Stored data
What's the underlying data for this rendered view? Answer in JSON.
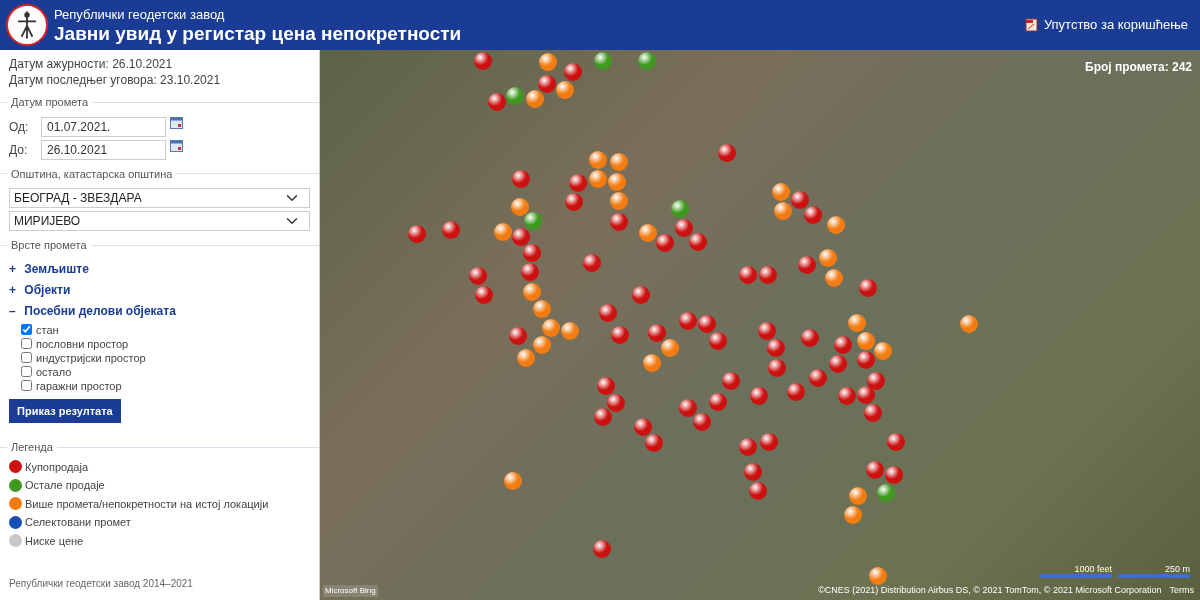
{
  "header": {
    "organization": "Републички геодетски завод",
    "title": "Јавни увид у регистар цена непокретности",
    "manual_link": "Упутство за коришћење"
  },
  "sidebar": {
    "update_date": "Датум ажурности: 26.10.2021",
    "last_contract_date": "Датум последњег уговора: 23.10.2021",
    "date_section": {
      "legend": "Датум промета",
      "from_label": "Од:",
      "from_value": "01.07.2021.",
      "to_label": "До:",
      "to_value": "26.10.2021"
    },
    "municipality_section": {
      "legend": "Општина, катастарска општина",
      "municipality": "БЕОГРАД - ЗВЕЗДАРА",
      "cadastral_municipality": "МИРИЈЕВО"
    },
    "types_section": {
      "legend": "Врсте промета",
      "groups": [
        {
          "label": "Земљиште",
          "toggle": "+"
        },
        {
          "label": "Објекти",
          "toggle": "+"
        },
        {
          "label": "Посебни делови објеката",
          "toggle": "–",
          "options": [
            {
              "label": "стан",
              "checked": true
            },
            {
              "label": "пословни простор",
              "checked": false
            },
            {
              "label": "индустријски простор",
              "checked": false
            },
            {
              "label": "остало",
              "checked": false
            },
            {
              "label": "гаражни простор",
              "checked": false
            }
          ]
        }
      ]
    },
    "submit_button": "Приказ резултата",
    "legend": {
      "title": "Легенда",
      "items": [
        {
          "label": "Купопродаја",
          "color": "#cc1111"
        },
        {
          "label": "Остале продаје",
          "color": "#3d9a1e"
        },
        {
          "label": "Више промета/непокретности на истој локацији",
          "color": "#f27c12"
        },
        {
          "label": "Селектовани промет",
          "color": "#1450b4"
        },
        {
          "label": "Ниске цене",
          "color": "#c8c8c8"
        }
      ]
    },
    "footer": "Републички геодетски завод 2014–2021"
  },
  "map": {
    "transaction_count": "Број промета: 242",
    "scale_feet": "1000 feet",
    "scale_meters": "250 m",
    "provider_logo": "Microsoft Bing",
    "attribution": "©CNES (2021) Distribution Airbus DS, © 2021 TomTom, © 2021 Microsoft Corporation",
    "terms_link": "Terms",
    "markers": [
      {
        "color": "#cc1111"
      },
      {
        "color": "#cc1111"
      },
      {
        "color": "#cc1111"
      },
      {
        "color": "#cc1111"
      },
      {
        "color": "#cc1111"
      },
      {
        "color": "#cc1111"
      },
      {
        "color": "#cc1111"
      },
      {
        "color": "#cc1111"
      },
      {
        "color": "#cc1111"
      },
      {
        "color": "#cc1111"
      },
      {
        "color": "#cc1111"
      },
      {
        "color": "#cc1111"
      },
      {
        "color": "#cc1111"
      },
      {
        "color": "#cc1111"
      },
      {
        "color": "#cc1111"
      },
      {
        "color": "#cc1111"
      },
      {
        "color": "#cc1111"
      },
      {
        "color": "#cc1111"
      },
      {
        "color": "#cc1111"
      },
      {
        "color": "#cc1111"
      },
      {
        "color": "#cc1111"
      },
      {
        "color": "#cc1111"
      },
      {
        "color": "#cc1111"
      },
      {
        "color": "#cc1111"
      },
      {
        "color": "#cc1111"
      },
      {
        "color": "#cc1111"
      },
      {
        "color": "#cc1111"
      },
      {
        "color": "#cc1111"
      },
      {
        "color": "#cc1111"
      },
      {
        "color": "#cc1111"
      },
      {
        "color": "#cc1111"
      },
      {
        "color": "#cc1111"
      },
      {
        "color": "#cc1111"
      },
      {
        "color": "#cc1111"
      },
      {
        "color": "#cc1111"
      },
      {
        "color": "#cc1111"
      },
      {
        "color": "#cc1111"
      },
      {
        "color": "#cc1111"
      },
      {
        "color": "#cc1111"
      },
      {
        "color": "#cc1111"
      },
      {
        "color": "#cc1111"
      },
      {
        "color": "#cc1111"
      },
      {
        "color": "#cc1111"
      },
      {
        "color": "#cc1111"
      },
      {
        "color": "#cc1111"
      },
      {
        "color": "#cc1111"
      },
      {
        "color": "#cc1111"
      },
      {
        "color": "#cc1111"
      },
      {
        "color": "#cc1111"
      },
      {
        "color": "#cc1111"
      },
      {
        "color": "#cc1111"
      },
      {
        "color": "#cc1111"
      },
      {
        "color": "#cc1111"
      },
      {
        "color": "#cc1111"
      },
      {
        "color": "#cc1111"
      },
      {
        "color": "#cc1111"
      },
      {
        "color": "#cc1111"
      },
      {
        "color": "#cc1111"
      },
      {
        "color": "#cc1111"
      },
      {
        "color": "#cc1111"
      },
      {
        "color": "#cc1111"
      },
      {
        "color": "#cc1111"
      },
      {
        "color": "#cc1111"
      },
      {
        "color": "#cc1111"
      },
      {
        "color": "#cc1111"
      },
      {
        "color": "#f27c12"
      },
      {
        "color": "#f27c12"
      },
      {
        "color": "#f27c12"
      },
      {
        "color": "#f27c12"
      },
      {
        "color": "#f27c12"
      },
      {
        "color": "#f27c12"
      },
      {
        "color": "#f27c12"
      },
      {
        "color": "#f27c12"
      },
      {
        "color": "#f27c12"
      },
      {
        "color": "#f27c12"
      },
      {
        "color": "#f27c12"
      },
      {
        "color": "#f27c12"
      },
      {
        "color": "#f27c12"
      },
      {
        "color": "#f27c12"
      },
      {
        "color": "#f27c12"
      },
      {
        "color": "#f27c12"
      },
      {
        "color": "#f27c12"
      },
      {
        "color": "#f27c12"
      },
      {
        "color": "#f27c12"
      },
      {
        "color": "#f27c12"
      },
      {
        "color": "#f27c12"
      },
      {
        "color": "#f27c12"
      },
      {
        "color": "#f27c12"
      },
      {
        "color": "#f27c12"
      },
      {
        "color": "#f27c12"
      },
      {
        "color": "#f27c12"
      },
      {
        "color": "#f27c12"
      },
      {
        "color": "#f27c12"
      },
      {
        "color": "#f27c12"
      },
      {
        "color": "#f27c12"
      },
      {
        "color": "#f27c12"
      },
      {
        "color": "#f27c12"
      },
      {
        "color": "#3d9a1e"
      },
      {
        "color": "#3d9a1e"
      },
      {
        "color": "#3d9a1e"
      },
      {
        "color": "#3d9a1e"
      },
      {
        "color": "#3d9a1e"
      },
      {
        "color": "#3d9a1e"
      }
    ]
  }
}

Exercise objective ->
Copy out the records above in full, exactly as written, but not the pictures.

Solved problem ->
What's the underlying data for this rendered view? Answer in JSON.
{
  "header": {
    "organization": "Републички геодетски завод",
    "title": "Јавни увид у регистар цена непокретности",
    "manual_link": "Упутство за коришћење"
  },
  "sidebar": {
    "update_date": "Датум ажурности: 26.10.2021",
    "last_contract_date": "Датум последњег уговора: 23.10.2021",
    "date_section": {
      "legend": "Датум промета",
      "from_label": "Од:",
      "from_value": "01.07.2021.",
      "to_label": "До:",
      "to_value": "26.10.2021"
    },
    "municipality_section": {
      "legend": "Општина, катастарска општина",
      "municipality": "БЕОГРАД - ЗВЕЗДАРА",
      "cadastral_municipality": "МИРИЈЕВО"
    },
    "types_section": {
      "legend": "Врсте промета",
      "groups": [
        {
          "label": "Земљиште",
          "toggle": "+"
        },
        {
          "label": "Објекти",
          "toggle": "+"
        },
        {
          "label": "Посебни делови објеката",
          "toggle": "–",
          "options": [
            {
              "label": "стан",
              "checked": true
            },
            {
              "label": "пословни простор",
              "checked": false
            },
            {
              "label": "индустријски простор",
              "checked": false
            },
            {
              "label": "остало",
              "checked": false
            },
            {
              "label": "гаражни простор",
              "checked": false
            }
          ]
        }
      ]
    },
    "submit_button": "Приказ резултата",
    "legend": {
      "title": "Легенда",
      "items": [
        {
          "label": "Купопродаја",
          "color": "#cc1111"
        },
        {
          "label": "Остале продаје",
          "color": "#3d9a1e"
        },
        {
          "label": "Више промета/непокретности на истој локацији",
          "color": "#f27c12"
        },
        {
          "label": "Селектовани промет",
          "color": "#1450b4"
        },
        {
          "label": "Ниске цене",
          "color": "#c8c8c8"
        }
      ]
    },
    "footer": "Републички геодетски завод 2014–2021"
  },
  "map": {
    "transaction_count": "Број промета: 242",
    "scale_feet": "1000 feet",
    "scale_meters": "250 m",
    "provider_logo": "Microsoft Bing",
    "attribution": "©CNES (2021) Distribution Airbus DS, © 2021 TomTom, © 2021 Microsoft Corporation",
    "terms_link": "Terms",
    "markers": [
      {
        "color": "#cc1111"
      },
      {
        "color": "#cc1111"
      },
      {
        "color": "#cc1111"
      },
      {
        "color": "#cc1111"
      },
      {
        "color": "#cc1111"
      },
      {
        "color": "#cc1111"
      },
      {
        "color": "#cc1111"
      },
      {
        "color": "#cc1111"
      },
      {
        "color": "#cc1111"
      },
      {
        "color": "#cc1111"
      },
      {
        "color": "#cc1111"
      },
      {
        "color": "#cc1111"
      },
      {
        "color": "#cc1111"
      },
      {
        "color": "#cc1111"
      },
      {
        "color": "#cc1111"
      },
      {
        "color": "#cc1111"
      },
      {
        "color": "#cc1111"
      },
      {
        "color": "#cc1111"
      },
      {
        "color": "#cc1111"
      },
      {
        "color": "#cc1111"
      },
      {
        "color": "#cc1111"
      },
      {
        "color": "#cc1111"
      },
      {
        "color": "#cc1111"
      },
      {
        "color": "#cc1111"
      },
      {
        "color": "#cc1111"
      },
      {
        "color": "#cc1111"
      },
      {
        "color": "#cc1111"
      },
      {
        "color": "#cc1111"
      },
      {
        "color": "#cc1111"
      },
      {
        "color": "#cc1111"
      },
      {
        "color": "#cc1111"
      },
      {
        "color": "#cc1111"
      },
      {
        "color": "#cc1111"
      },
      {
        "color": "#cc1111"
      },
      {
        "color": "#cc1111"
      },
      {
        "color": "#cc1111"
      },
      {
        "color": "#cc1111"
      },
      {
        "color": "#cc1111"
      },
      {
        "color": "#cc1111"
      },
      {
        "color": "#cc1111"
      },
      {
        "color": "#cc1111"
      },
      {
        "color": "#cc1111"
      },
      {
        "color": "#cc1111"
      },
      {
        "color": "#cc1111"
      },
      {
        "color": "#cc1111"
      },
      {
        "color": "#cc1111"
      },
      {
        "color": "#cc1111"
      },
      {
        "color": "#cc1111"
      },
      {
        "color": "#cc1111"
      },
      {
        "color": "#cc1111"
      },
      {
        "color": "#cc1111"
      },
      {
        "color": "#cc1111"
      },
      {
        "color": "#cc1111"
      },
      {
        "color": "#cc1111"
      },
      {
        "color": "#cc1111"
      },
      {
        "color": "#cc1111"
      },
      {
        "color": "#cc1111"
      },
      {
        "color": "#cc1111"
      },
      {
        "color": "#cc1111"
      },
      {
        "color": "#cc1111"
      },
      {
        "color": "#cc1111"
      },
      {
        "color": "#cc1111"
      },
      {
        "color": "#cc1111"
      },
      {
        "color": "#cc1111"
      },
      {
        "color": "#cc1111"
      },
      {
        "color": "#f27c12"
      },
      {
        "color": "#f27c12"
      },
      {
        "color": "#f27c12"
      },
      {
        "color": "#f27c12"
      },
      {
        "color": "#f27c12"
      },
      {
        "color": "#f27c12"
      },
      {
        "color": "#f27c12"
      },
      {
        "color": "#f27c12"
      },
      {
        "color": "#f27c12"
      },
      {
        "color": "#f27c12"
      },
      {
        "color": "#f27c12"
      },
      {
        "color": "#f27c12"
      },
      {
        "color": "#f27c12"
      },
      {
        "color": "#f27c12"
      },
      {
        "color": "#f27c12"
      },
      {
        "color": "#f27c12"
      },
      {
        "color": "#f27c12"
      },
      {
        "color": "#f27c12"
      },
      {
        "color": "#f27c12"
      },
      {
        "color": "#f27c12"
      },
      {
        "color": "#f27c12"
      },
      {
        "color": "#f27c12"
      },
      {
        "color": "#f27c12"
      },
      {
        "color": "#f27c12"
      },
      {
        "color": "#f27c12"
      },
      {
        "color": "#f27c12"
      },
      {
        "color": "#f27c12"
      },
      {
        "color": "#f27c12"
      },
      {
        "color": "#f27c12"
      },
      {
        "color": "#f27c12"
      },
      {
        "color": "#f27c12"
      },
      {
        "color": "#f27c12"
      },
      {
        "color": "#3d9a1e"
      },
      {
        "color": "#3d9a1e"
      },
      {
        "color": "#3d9a1e"
      },
      {
        "color": "#3d9a1e"
      },
      {
        "color": "#3d9a1e"
      },
      {
        "color": "#3d9a1e"
      }
    ]
  }
}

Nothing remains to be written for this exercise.